# Records to process
┌──

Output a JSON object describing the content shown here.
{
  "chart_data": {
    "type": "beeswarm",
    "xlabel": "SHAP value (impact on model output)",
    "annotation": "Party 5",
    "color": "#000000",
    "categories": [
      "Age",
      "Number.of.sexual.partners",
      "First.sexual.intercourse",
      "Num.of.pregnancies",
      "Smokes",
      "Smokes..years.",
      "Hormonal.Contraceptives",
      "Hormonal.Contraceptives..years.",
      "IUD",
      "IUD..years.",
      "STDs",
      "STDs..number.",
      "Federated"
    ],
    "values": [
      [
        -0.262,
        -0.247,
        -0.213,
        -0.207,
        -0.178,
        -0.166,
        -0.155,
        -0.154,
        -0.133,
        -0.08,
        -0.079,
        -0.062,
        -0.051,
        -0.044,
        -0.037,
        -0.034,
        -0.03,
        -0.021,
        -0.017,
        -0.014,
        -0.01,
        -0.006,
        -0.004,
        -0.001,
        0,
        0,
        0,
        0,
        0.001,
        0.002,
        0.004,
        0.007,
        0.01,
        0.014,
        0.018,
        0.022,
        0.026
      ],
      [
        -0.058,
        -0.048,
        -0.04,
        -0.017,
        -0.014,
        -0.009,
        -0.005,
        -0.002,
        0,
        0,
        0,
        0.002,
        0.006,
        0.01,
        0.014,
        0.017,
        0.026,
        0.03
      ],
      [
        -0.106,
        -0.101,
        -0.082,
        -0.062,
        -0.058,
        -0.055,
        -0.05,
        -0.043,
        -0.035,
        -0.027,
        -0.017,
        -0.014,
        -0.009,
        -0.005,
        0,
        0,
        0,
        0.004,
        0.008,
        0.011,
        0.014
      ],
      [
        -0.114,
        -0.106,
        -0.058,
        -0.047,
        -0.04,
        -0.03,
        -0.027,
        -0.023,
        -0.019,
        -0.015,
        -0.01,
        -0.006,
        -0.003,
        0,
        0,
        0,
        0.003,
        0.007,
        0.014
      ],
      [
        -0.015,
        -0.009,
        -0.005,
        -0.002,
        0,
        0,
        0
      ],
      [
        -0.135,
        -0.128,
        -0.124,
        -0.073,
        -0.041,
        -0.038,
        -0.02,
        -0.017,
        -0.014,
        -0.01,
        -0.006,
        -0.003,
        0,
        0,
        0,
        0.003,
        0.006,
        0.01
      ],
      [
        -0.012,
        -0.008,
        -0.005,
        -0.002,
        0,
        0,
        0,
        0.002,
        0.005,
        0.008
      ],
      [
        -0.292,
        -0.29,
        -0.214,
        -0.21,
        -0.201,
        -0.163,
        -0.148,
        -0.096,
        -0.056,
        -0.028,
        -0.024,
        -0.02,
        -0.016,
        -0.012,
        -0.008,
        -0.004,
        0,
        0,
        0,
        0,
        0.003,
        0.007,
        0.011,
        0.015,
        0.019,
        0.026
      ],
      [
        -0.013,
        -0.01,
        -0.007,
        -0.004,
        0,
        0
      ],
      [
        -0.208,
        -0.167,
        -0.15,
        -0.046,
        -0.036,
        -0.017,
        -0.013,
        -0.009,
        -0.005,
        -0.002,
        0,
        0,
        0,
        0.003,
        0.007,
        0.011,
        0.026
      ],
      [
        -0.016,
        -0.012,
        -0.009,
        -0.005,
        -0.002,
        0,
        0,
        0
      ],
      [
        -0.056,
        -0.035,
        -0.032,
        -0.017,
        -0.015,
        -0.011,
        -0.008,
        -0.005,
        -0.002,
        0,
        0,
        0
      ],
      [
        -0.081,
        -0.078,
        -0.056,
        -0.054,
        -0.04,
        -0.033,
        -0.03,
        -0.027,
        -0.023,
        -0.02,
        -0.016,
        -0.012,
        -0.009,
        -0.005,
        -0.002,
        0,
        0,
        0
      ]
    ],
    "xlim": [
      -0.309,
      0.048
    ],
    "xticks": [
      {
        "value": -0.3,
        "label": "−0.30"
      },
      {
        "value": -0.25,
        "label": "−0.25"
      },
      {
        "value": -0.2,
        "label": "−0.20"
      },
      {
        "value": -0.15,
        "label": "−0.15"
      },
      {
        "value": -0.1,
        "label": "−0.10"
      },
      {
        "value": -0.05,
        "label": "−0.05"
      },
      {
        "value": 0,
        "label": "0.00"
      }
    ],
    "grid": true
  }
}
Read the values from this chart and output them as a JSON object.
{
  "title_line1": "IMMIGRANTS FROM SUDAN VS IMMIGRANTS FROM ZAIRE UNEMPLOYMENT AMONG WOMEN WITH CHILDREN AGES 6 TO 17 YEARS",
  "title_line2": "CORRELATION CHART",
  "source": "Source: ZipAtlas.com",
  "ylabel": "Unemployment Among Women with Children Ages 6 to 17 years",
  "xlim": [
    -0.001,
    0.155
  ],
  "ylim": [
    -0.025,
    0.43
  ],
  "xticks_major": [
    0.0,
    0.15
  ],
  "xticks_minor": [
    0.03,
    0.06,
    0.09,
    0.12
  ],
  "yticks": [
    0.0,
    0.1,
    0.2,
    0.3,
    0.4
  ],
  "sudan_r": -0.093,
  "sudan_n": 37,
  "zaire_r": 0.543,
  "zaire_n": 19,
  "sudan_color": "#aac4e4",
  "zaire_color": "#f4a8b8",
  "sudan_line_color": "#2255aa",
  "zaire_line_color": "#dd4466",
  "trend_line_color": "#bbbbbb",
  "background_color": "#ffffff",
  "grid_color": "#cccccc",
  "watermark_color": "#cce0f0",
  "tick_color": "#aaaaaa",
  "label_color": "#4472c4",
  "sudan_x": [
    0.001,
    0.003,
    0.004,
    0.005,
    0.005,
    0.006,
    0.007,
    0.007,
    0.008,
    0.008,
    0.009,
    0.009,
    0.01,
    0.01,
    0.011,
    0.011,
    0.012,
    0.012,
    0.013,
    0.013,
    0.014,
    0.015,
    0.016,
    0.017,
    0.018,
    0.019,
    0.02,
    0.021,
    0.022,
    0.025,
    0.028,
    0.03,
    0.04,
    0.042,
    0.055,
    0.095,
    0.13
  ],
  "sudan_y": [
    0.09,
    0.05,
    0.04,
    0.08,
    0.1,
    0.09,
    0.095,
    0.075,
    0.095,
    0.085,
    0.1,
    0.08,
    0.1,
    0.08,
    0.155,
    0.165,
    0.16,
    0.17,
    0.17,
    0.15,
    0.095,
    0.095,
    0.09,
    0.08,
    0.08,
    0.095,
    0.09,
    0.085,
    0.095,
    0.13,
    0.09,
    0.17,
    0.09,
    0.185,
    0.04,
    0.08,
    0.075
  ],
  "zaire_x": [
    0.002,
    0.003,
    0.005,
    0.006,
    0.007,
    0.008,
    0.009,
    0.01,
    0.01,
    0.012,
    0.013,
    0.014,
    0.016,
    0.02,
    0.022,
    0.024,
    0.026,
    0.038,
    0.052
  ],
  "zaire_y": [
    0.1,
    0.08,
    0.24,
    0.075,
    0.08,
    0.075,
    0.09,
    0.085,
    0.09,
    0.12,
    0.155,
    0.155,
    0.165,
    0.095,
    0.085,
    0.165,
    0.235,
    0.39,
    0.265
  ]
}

└──

# Work to do
Reproduce each line of the material above precisely.

# The output
Output a JSON object describing the content shown here.
{
  "chart_data": {
    "type": "beeswarm",
    "xlabel": "SHAP value (impact on model output)",
    "annotation": "Party 5",
    "color": "#000000",
    "categories": [
      "Age",
      "Number.of.sexual.partners",
      "First.sexual.intercourse",
      "Num.of.pregnancies",
      "Smokes",
      "Smokes..years.",
      "Hormonal.Contraceptives",
      "Hormonal.Contraceptives..years.",
      "IUD",
      "IUD..years.",
      "STDs",
      "STDs..number.",
      "Federated"
    ],
    "values": [
      [
        -0.262,
        -0.247,
        -0.213,
        -0.207,
        -0.178,
        -0.166,
        -0.155,
        -0.154,
        -0.133,
        -0.08,
        -0.079,
        -0.062,
        -0.051,
        -0.044,
        -0.037,
        -0.034,
        -0.03,
        -0.021,
        -0.017,
        -0.014,
        -0.01,
        -0.006,
        -0.004,
        -0.001,
        0,
        0,
        0,
        0,
        0.001,
        0.002,
        0.004,
        0.007,
        0.01,
        0.014,
        0.018,
        0.022,
        0.026
      ],
      [
        -0.058,
        -0.048,
        -0.04,
        -0.017,
        -0.014,
        -0.009,
        -0.005,
        -0.002,
        0,
        0,
        0,
        0.002,
        0.006,
        0.01,
        0.014,
        0.017,
        0.026,
        0.03
      ],
      [
        -0.106,
        -0.101,
        -0.082,
        -0.062,
        -0.058,
        -0.055,
        -0.05,
        -0.043,
        -0.035,
        -0.027,
        -0.017,
        -0.014,
        -0.009,
        -0.005,
        0,
        0,
        0,
        0.004,
        0.008,
        0.011,
        0.014
      ],
      [
        -0.114,
        -0.106,
        -0.058,
        -0.047,
        -0.04,
        -0.03,
        -0.027,
        -0.023,
        -0.019,
        -0.015,
        -0.01,
        -0.006,
        -0.003,
        0,
        0,
        0,
        0.003,
        0.007,
        0.014
      ],
      [
        -0.015,
        -0.009,
        -0.005,
        -0.002,
        0,
        0,
        0
      ],
      [
        -0.135,
        -0.128,
        -0.124,
        -0.073,
        -0.041,
        -0.038,
        -0.02,
        -0.017,
        -0.014,
        -0.01,
        -0.006,
        -0.003,
        0,
        0,
        0,
        0.003,
        0.006,
        0.01
      ],
      [
        -0.012,
        -0.008,
        -0.005,
        -0.002,
        0,
        0,
        0,
        0.002,
        0.005,
        0.008
      ],
      [
        -0.292,
        -0.29,
        -0.214,
        -0.21,
        -0.201,
        -0.163,
        -0.148,
        -0.096,
        -0.056,
        -0.028,
        -0.024,
        -0.02,
        -0.016,
        -0.012,
        -0.008,
        -0.004,
        0,
        0,
        0,
        0,
        0.003,
        0.007,
        0.011,
        0.015,
        0.019,
        0.026
      ],
      [
        -0.013,
        -0.01,
        -0.007,
        -0.004,
        0,
        0
      ],
      [
        -0.208,
        -0.167,
        -0.15,
        -0.046,
        -0.036,
        -0.017,
        -0.013,
        -0.009,
        -0.005,
        -0.002,
        0,
        0,
        0,
        0.003,
        0.007,
        0.011,
        0.026
      ],
      [
        -0.016,
        -0.012,
        -0.009,
        -0.005,
        -0.002,
        0,
        0,
        0
      ],
      [
        -0.056,
        -0.035,
        -0.032,
        -0.017,
        -0.015,
        -0.011,
        -0.008,
        -0.005,
        -0.002,
        0,
        0,
        0
      ],
      [
        -0.081,
        -0.078,
        -0.056,
        -0.054,
        -0.04,
        -0.033,
        -0.03,
        -0.027,
        -0.023,
        -0.02,
        -0.016,
        -0.012,
        -0.009,
        -0.005,
        -0.002,
        0,
        0,
        0
      ]
    ],
    "xlim": [
      -0.309,
      0.048
    ],
    "xticks": [
      {
        "value": -0.3,
        "label": "−0.30"
      },
      {
        "value": -0.25,
        "label": "−0.25"
      },
      {
        "value": -0.2,
        "label": "−0.20"
      },
      {
        "value": -0.15,
        "label": "−0.15"
      },
      {
        "value": -0.1,
        "label": "−0.10"
      },
      {
        "value": -0.05,
        "label": "−0.05"
      },
      {
        "value": 0,
        "label": "0.00"
      }
    ],
    "grid": true
  }
}
Read the values from this chart and output them as a JSON object.
{
  "title_line1": "IMMIGRANTS FROM SUDAN VS IMMIGRANTS FROM ZAIRE UNEMPLOYMENT AMONG WOMEN WITH CHILDREN AGES 6 TO 17 YEARS",
  "title_line2": "CORRELATION CHART",
  "source": "Source: ZipAtlas.com",
  "ylabel": "Unemployment Among Women with Children Ages 6 to 17 years",
  "xlim": [
    -0.001,
    0.155
  ],
  "ylim": [
    -0.025,
    0.43
  ],
  "xticks_major": [
    0.0,
    0.15
  ],
  "xticks_minor": [
    0.03,
    0.06,
    0.09,
    0.12
  ],
  "yticks": [
    0.0,
    0.1,
    0.2,
    0.3,
    0.4
  ],
  "sudan_r": -0.093,
  "sudan_n": 37,
  "zaire_r": 0.543,
  "zaire_n": 19,
  "sudan_color": "#aac4e4",
  "zaire_color": "#f4a8b8",
  "sudan_line_color": "#2255aa",
  "zaire_line_color": "#dd4466",
  "trend_line_color": "#bbbbbb",
  "background_color": "#ffffff",
  "grid_color": "#cccccc",
  "watermark_color": "#cce0f0",
  "tick_color": "#aaaaaa",
  "label_color": "#4472c4",
  "sudan_x": [
    0.001,
    0.003,
    0.004,
    0.005,
    0.005,
    0.006,
    0.007,
    0.007,
    0.008,
    0.008,
    0.009,
    0.009,
    0.01,
    0.01,
    0.011,
    0.011,
    0.012,
    0.012,
    0.013,
    0.013,
    0.014,
    0.015,
    0.016,
    0.017,
    0.018,
    0.019,
    0.02,
    0.021,
    0.022,
    0.025,
    0.028,
    0.03,
    0.04,
    0.042,
    0.055,
    0.095,
    0.13
  ],
  "sudan_y": [
    0.09,
    0.05,
    0.04,
    0.08,
    0.1,
    0.09,
    0.095,
    0.075,
    0.095,
    0.085,
    0.1,
    0.08,
    0.1,
    0.08,
    0.155,
    0.165,
    0.16,
    0.17,
    0.17,
    0.15,
    0.095,
    0.095,
    0.09,
    0.08,
    0.08,
    0.095,
    0.09,
    0.085,
    0.095,
    0.13,
    0.09,
    0.17,
    0.09,
    0.185,
    0.04,
    0.08,
    0.075
  ],
  "zaire_x": [
    0.002,
    0.003,
    0.005,
    0.006,
    0.007,
    0.008,
    0.009,
    0.01,
    0.01,
    0.012,
    0.013,
    0.014,
    0.016,
    0.02,
    0.022,
    0.024,
    0.026,
    0.038,
    0.052
  ],
  "zaire_y": [
    0.1,
    0.08,
    0.24,
    0.075,
    0.08,
    0.075,
    0.09,
    0.085,
    0.09,
    0.12,
    0.155,
    0.155,
    0.165,
    0.095,
    0.085,
    0.165,
    0.235,
    0.39,
    0.265
  ]
}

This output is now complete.